Entries with figure data:
● ● ● ● ●
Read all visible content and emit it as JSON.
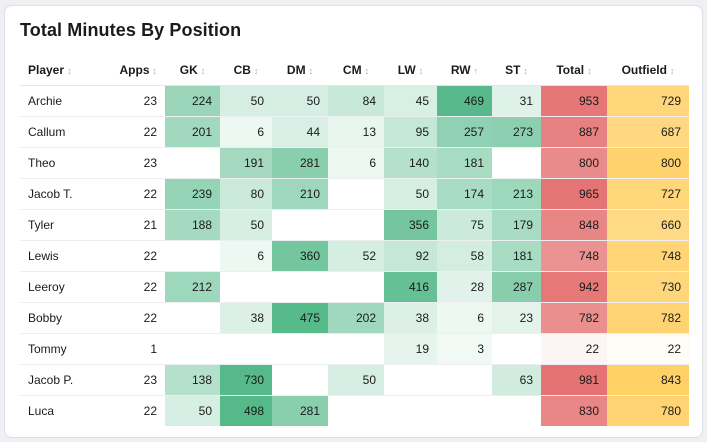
{
  "title": "Total Minutes By Position",
  "columns": [
    {
      "key": "player",
      "label": "Player"
    },
    {
      "key": "apps",
      "label": "Apps"
    },
    {
      "key": "gk",
      "label": "GK"
    },
    {
      "key": "cb",
      "label": "CB"
    },
    {
      "key": "dm",
      "label": "DM"
    },
    {
      "key": "cm",
      "label": "CM"
    },
    {
      "key": "lw",
      "label": "LW"
    },
    {
      "key": "rw",
      "label": "RW"
    },
    {
      "key": "st",
      "label": "ST"
    },
    {
      "key": "total",
      "label": "Total"
    },
    {
      "key": "outfield",
      "label": "Outfield"
    }
  ],
  "sort_icons": {
    "player": "↕",
    "apps": "↕",
    "gk": "↕",
    "cb": "↕",
    "dm": "↕",
    "cm": "↕",
    "lw": "↕",
    "rw": "↑",
    "st": "↕",
    "total": "↕",
    "outfield": "↕"
  },
  "rows": [
    {
      "player": "Archie",
      "apps": "23",
      "gk": "224",
      "cb": "50",
      "dm": "50",
      "cm": "84",
      "lw": "45",
      "rw": "469",
      "st": "31",
      "total": "953",
      "outfield": "729"
    },
    {
      "player": "Callum",
      "apps": "22",
      "gk": "201",
      "cb": "6",
      "dm": "44",
      "cm": "13",
      "lw": "95",
      "rw": "257",
      "st": "273",
      "total": "887",
      "outfield": "687"
    },
    {
      "player": "Theo",
      "apps": "23",
      "gk": "",
      "cb": "191",
      "dm": "281",
      "cm": "6",
      "lw": "140",
      "rw": "181",
      "st": "",
      "total": "800",
      "outfield": "800"
    },
    {
      "player": "Jacob T.",
      "apps": "22",
      "gk": "239",
      "cb": "80",
      "dm": "210",
      "cm": "",
      "lw": "50",
      "rw": "174",
      "st": "213",
      "total": "965",
      "outfield": "727"
    },
    {
      "player": "Tyler",
      "apps": "21",
      "gk": "188",
      "cb": "50",
      "dm": "",
      "cm": "",
      "lw": "356",
      "rw": "75",
      "st": "179",
      "total": "848",
      "outfield": "660"
    },
    {
      "player": "Lewis",
      "apps": "22",
      "gk": "",
      "cb": "6",
      "dm": "360",
      "cm": "52",
      "lw": "92",
      "rw": "58",
      "st": "181",
      "total": "748",
      "outfield": "748"
    },
    {
      "player": "Leeroy",
      "apps": "22",
      "gk": "212",
      "cb": "",
      "dm": "",
      "cm": "",
      "lw": "416",
      "rw": "28",
      "st": "287",
      "total": "942",
      "outfield": "730"
    },
    {
      "player": "Bobby",
      "apps": "22",
      "gk": "",
      "cb": "38",
      "dm": "475",
      "cm": "202",
      "lw": "38",
      "rw": "6",
      "st": "23",
      "total": "782",
      "outfield": "782"
    },
    {
      "player": "Tommy",
      "apps": "1",
      "gk": "",
      "cb": "",
      "dm": "",
      "cm": "",
      "lw": "19",
      "rw": "3",
      "st": "",
      "total": "22",
      "outfield": "22"
    },
    {
      "player": "Jacob P.",
      "apps": "23",
      "gk": "138",
      "cb": "730",
      "dm": "",
      "cm": "50",
      "lw": "",
      "rw": "",
      "st": "63",
      "total": "981",
      "outfield": "843"
    },
    {
      "player": "Luca",
      "apps": "22",
      "gk": "50",
      "cb": "498",
      "dm": "281",
      "cm": "",
      "lw": "",
      "rw": "",
      "st": "",
      "total": "830",
      "outfield": "780"
    }
  ],
  "colors": {
    "position_scale": "#55b98a",
    "total_scale": "#e57373",
    "outfield_scale": "#ffd066"
  },
  "color_ranges": {
    "position_max": 480,
    "total_min": 22,
    "total_max": 981,
    "outfield_min": 22,
    "outfield_max": 843
  }
}
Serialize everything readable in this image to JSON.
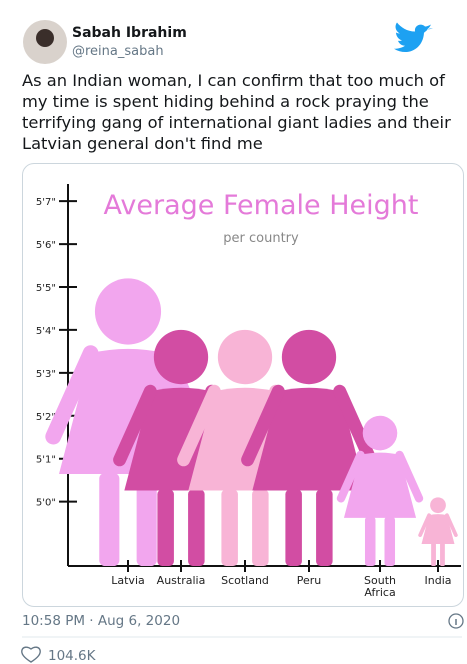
{
  "tweet": {
    "name": "Sabah Ibrahim",
    "handle": "@reina_sabah",
    "text": "As an Indian woman, I can confirm that too much of my time is spent hiding behind a rock praying the terrifying gang of international giant ladies and their Latvian general don't find me",
    "timestamp": "10:58 PM · Aug 6, 2020",
    "likes": "104.6K"
  },
  "chart_data": {
    "type": "pictograph",
    "title": "Average Female Height",
    "subtitle": "per country",
    "categories": [
      "Latvia",
      "Australia",
      "Scotland",
      "Peru",
      "South Africa",
      "India"
    ],
    "values": [
      65.2,
      64,
      64,
      64,
      62,
      60.1
    ],
    "colors": [
      "#f2a6ee",
      "#d24da3",
      "#f8b4d6",
      "#d24da3",
      "#f2a6ee",
      "#f8b4d6"
    ],
    "ylim": [
      58.5,
      67.4
    ],
    "yticks": [
      {
        "value": 60,
        "label": "5'0\""
      },
      {
        "value": 61,
        "label": "5'1\""
      },
      {
        "value": 62,
        "label": "5'2\""
      },
      {
        "value": 63,
        "label": "5'3\""
      },
      {
        "value": 64,
        "label": "5'4\""
      },
      {
        "value": 65,
        "label": "5'5\""
      },
      {
        "value": 66,
        "label": "5'6\""
      },
      {
        "value": 67,
        "label": "5'7\""
      }
    ]
  }
}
● ● ● ● ●
▶ [What is asked]: Scan the material above. Return every line containing the string "JSON".

▶ [Finished answer]:
Read all visible content and emit it as JSON.
Serialize everything readable in this image to JSON.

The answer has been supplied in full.